Figure contents as structured data
◆ ◆ ◆ ◆ ◆
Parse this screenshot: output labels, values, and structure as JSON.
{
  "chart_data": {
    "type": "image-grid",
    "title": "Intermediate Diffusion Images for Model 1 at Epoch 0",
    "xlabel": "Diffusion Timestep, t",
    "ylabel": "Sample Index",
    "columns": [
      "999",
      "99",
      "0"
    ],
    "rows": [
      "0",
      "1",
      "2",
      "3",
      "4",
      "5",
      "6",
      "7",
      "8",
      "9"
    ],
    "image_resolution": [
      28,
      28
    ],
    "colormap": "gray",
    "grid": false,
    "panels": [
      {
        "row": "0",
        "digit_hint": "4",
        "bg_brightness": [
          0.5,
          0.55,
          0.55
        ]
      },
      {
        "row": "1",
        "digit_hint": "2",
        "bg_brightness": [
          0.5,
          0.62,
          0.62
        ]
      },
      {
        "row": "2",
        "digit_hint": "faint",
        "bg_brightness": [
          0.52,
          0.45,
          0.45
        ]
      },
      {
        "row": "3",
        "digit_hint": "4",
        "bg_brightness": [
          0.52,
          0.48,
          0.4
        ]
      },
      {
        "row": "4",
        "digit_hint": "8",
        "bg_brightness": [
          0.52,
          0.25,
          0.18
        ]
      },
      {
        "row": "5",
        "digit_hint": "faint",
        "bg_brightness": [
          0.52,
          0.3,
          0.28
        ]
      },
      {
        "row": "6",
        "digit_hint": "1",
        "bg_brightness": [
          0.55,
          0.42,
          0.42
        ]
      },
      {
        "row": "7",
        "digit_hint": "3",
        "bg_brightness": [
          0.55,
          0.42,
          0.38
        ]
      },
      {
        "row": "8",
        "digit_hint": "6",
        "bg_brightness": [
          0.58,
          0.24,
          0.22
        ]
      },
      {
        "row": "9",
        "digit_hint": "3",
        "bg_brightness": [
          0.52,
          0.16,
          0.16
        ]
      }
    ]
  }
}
◆ ◆ ◆ ◆ ◆
**Your instructions:**
Repeat the data exactly. Leave nothing out.

**Result for this exercise:**
Parse this screenshot: output labels, values, and structure as JSON.
{
  "chart_data": {
    "type": "image-grid",
    "title": "Intermediate Diffusion Images for Model 1 at Epoch 0",
    "xlabel": "Diffusion Timestep, t",
    "ylabel": "Sample Index",
    "columns": [
      "999",
      "99",
      "0"
    ],
    "rows": [
      "0",
      "1",
      "2",
      "3",
      "4",
      "5",
      "6",
      "7",
      "8",
      "9"
    ],
    "image_resolution": [
      28,
      28
    ],
    "colormap": "gray",
    "grid": false,
    "panels": [
      {
        "row": "0",
        "digit_hint": "4",
        "bg_brightness": [
          0.5,
          0.55,
          0.55
        ]
      },
      {
        "row": "1",
        "digit_hint": "2",
        "bg_brightness": [
          0.5,
          0.62,
          0.62
        ]
      },
      {
        "row": "2",
        "digit_hint": "faint",
        "bg_brightness": [
          0.52,
          0.45,
          0.45
        ]
      },
      {
        "row": "3",
        "digit_hint": "4",
        "bg_brightness": [
          0.52,
          0.48,
          0.4
        ]
      },
      {
        "row": "4",
        "digit_hint": "8",
        "bg_brightness": [
          0.52,
          0.25,
          0.18
        ]
      },
      {
        "row": "5",
        "digit_hint": "faint",
        "bg_brightness": [
          0.52,
          0.3,
          0.28
        ]
      },
      {
        "row": "6",
        "digit_hint": "1",
        "bg_brightness": [
          0.55,
          0.42,
          0.42
        ]
      },
      {
        "row": "7",
        "digit_hint": "3",
        "bg_brightness": [
          0.55,
          0.42,
          0.38
        ]
      },
      {
        "row": "8",
        "digit_hint": "6",
        "bg_brightness": [
          0.58,
          0.24,
          0.22
        ]
      },
      {
        "row": "9",
        "digit_hint": "3",
        "bg_brightness": [
          0.52,
          0.16,
          0.16
        ]
      }
    ]
  }
}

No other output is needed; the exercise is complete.